*Saved data entries*
=-=-=-=-=
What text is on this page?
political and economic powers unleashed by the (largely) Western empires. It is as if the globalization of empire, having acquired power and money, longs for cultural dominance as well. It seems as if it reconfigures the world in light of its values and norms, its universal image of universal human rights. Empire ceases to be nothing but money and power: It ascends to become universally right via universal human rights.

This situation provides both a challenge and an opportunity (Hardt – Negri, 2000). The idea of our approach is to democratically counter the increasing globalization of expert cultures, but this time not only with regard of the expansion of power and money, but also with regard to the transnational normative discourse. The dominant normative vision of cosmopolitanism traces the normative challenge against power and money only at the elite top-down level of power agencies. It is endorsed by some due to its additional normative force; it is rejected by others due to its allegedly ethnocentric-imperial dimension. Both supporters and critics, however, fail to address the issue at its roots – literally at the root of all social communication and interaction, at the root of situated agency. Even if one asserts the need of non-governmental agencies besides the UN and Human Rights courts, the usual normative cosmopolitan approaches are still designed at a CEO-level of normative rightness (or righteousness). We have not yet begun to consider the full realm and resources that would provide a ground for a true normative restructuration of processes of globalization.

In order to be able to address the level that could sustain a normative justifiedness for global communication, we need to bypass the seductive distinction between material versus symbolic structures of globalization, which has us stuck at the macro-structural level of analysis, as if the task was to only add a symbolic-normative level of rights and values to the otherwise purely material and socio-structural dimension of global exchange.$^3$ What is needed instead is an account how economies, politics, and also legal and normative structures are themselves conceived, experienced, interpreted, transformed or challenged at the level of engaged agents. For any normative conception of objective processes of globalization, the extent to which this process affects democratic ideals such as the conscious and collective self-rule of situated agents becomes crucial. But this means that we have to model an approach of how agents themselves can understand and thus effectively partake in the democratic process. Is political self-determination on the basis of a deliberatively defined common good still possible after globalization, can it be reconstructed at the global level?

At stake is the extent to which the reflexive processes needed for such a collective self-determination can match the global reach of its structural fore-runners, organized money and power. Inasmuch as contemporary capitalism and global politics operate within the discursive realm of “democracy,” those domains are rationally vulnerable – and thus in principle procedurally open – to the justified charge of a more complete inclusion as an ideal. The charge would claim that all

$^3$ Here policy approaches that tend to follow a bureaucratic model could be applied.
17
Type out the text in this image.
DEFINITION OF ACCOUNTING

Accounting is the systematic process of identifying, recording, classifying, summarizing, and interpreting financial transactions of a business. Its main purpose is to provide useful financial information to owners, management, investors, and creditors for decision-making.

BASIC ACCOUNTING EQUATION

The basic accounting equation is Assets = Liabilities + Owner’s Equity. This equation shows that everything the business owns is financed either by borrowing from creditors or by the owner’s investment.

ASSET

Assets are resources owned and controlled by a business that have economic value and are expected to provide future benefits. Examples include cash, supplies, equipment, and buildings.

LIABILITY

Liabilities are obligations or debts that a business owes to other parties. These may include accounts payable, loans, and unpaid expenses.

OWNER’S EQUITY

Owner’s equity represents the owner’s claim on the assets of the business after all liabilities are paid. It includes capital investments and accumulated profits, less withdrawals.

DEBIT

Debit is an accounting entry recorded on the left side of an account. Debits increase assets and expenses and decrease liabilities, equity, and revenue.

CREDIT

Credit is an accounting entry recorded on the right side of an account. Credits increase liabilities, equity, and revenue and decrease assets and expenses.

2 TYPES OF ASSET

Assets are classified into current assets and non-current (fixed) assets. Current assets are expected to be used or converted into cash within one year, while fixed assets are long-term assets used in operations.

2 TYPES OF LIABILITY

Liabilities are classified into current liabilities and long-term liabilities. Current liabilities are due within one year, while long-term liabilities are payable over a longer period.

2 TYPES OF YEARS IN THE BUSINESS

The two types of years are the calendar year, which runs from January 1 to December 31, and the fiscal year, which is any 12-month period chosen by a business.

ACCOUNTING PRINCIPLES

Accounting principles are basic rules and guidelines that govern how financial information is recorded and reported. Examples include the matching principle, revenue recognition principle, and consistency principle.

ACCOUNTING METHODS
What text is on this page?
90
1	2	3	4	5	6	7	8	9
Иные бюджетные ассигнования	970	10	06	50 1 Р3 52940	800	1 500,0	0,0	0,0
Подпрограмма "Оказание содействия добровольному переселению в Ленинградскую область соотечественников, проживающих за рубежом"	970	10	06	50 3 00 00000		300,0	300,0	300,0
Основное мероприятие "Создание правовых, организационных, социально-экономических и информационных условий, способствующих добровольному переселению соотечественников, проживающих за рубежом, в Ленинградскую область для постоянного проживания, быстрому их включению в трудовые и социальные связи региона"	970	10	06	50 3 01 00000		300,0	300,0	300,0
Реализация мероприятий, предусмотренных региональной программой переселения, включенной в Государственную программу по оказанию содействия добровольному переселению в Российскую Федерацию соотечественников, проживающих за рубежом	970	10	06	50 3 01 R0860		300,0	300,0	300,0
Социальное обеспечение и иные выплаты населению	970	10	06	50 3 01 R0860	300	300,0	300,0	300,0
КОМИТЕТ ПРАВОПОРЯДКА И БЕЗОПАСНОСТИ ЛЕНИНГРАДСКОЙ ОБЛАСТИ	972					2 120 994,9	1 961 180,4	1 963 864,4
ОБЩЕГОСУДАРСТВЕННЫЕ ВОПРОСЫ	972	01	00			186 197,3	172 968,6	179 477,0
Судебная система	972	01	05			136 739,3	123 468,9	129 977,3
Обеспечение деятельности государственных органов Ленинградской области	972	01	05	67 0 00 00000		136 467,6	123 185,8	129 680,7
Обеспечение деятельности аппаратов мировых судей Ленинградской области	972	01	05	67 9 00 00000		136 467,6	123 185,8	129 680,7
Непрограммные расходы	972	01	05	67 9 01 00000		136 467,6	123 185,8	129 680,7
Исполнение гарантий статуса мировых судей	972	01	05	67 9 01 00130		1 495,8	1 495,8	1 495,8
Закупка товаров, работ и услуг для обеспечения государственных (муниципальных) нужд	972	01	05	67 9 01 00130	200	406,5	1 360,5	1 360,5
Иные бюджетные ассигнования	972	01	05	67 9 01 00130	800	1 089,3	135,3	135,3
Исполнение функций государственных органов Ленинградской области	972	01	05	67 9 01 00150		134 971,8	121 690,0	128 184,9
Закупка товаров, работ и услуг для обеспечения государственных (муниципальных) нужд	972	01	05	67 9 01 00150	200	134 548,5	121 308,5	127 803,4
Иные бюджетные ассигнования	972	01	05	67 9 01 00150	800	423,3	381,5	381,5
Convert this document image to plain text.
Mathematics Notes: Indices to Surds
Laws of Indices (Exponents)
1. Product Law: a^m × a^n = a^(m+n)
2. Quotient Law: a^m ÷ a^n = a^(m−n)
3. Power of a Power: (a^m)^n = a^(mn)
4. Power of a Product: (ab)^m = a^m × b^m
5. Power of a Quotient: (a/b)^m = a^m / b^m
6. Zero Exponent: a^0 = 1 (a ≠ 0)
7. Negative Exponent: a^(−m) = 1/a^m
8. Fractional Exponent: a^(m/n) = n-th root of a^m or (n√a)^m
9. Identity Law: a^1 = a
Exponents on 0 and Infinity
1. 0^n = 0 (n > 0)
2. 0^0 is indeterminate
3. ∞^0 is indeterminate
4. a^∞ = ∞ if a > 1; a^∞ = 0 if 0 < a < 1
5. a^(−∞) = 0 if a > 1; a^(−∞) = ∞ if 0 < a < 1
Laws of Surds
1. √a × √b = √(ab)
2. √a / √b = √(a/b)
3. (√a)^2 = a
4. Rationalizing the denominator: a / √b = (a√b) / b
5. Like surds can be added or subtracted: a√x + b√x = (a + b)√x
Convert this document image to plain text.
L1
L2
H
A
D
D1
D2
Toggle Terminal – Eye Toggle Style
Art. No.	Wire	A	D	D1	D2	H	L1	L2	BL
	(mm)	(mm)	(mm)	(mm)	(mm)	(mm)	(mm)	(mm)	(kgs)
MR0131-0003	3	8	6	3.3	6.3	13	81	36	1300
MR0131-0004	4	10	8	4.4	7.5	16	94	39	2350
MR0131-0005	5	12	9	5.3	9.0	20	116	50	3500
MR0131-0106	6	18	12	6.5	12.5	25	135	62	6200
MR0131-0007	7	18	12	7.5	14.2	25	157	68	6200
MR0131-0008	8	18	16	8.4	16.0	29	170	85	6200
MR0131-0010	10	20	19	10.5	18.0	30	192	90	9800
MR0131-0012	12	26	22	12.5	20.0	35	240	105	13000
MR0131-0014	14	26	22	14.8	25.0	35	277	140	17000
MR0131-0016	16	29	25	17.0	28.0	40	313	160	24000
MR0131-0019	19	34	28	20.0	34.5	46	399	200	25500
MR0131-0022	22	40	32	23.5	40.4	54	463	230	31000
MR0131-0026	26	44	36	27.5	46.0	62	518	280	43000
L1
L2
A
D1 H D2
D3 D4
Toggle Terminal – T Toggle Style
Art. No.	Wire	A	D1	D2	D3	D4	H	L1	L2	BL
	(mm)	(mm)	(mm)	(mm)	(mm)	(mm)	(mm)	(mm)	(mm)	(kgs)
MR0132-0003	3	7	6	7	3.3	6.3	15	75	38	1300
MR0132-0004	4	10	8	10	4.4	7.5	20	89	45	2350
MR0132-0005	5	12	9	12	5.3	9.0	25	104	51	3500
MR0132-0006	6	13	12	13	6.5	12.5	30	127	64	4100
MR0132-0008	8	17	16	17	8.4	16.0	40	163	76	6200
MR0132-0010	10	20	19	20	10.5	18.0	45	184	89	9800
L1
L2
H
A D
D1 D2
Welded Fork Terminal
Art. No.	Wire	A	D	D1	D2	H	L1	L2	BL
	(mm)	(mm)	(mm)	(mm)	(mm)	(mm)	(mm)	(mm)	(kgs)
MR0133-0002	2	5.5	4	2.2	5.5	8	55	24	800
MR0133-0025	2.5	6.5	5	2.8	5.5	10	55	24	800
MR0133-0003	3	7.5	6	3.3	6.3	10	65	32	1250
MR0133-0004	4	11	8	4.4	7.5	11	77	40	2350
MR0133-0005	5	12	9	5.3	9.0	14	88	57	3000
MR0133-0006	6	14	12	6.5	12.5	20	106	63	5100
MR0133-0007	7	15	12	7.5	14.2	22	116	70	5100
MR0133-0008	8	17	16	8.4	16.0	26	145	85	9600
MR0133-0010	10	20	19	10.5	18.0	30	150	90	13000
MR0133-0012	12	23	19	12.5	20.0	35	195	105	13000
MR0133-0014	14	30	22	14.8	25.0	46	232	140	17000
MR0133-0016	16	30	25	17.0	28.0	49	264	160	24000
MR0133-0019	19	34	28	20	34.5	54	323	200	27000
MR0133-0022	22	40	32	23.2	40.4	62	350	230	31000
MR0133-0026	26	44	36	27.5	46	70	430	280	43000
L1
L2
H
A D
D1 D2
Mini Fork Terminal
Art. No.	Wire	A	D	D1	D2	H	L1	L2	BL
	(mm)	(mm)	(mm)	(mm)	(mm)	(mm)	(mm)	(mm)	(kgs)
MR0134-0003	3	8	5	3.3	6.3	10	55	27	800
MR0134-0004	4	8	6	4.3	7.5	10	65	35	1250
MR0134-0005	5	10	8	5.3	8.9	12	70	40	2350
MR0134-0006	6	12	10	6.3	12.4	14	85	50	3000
=-=-=-=-=
*TO DO*
Each line in the listing above either holds the string "судей" or does not; state how many do, giving the number only.

*FINAL RESULT*
2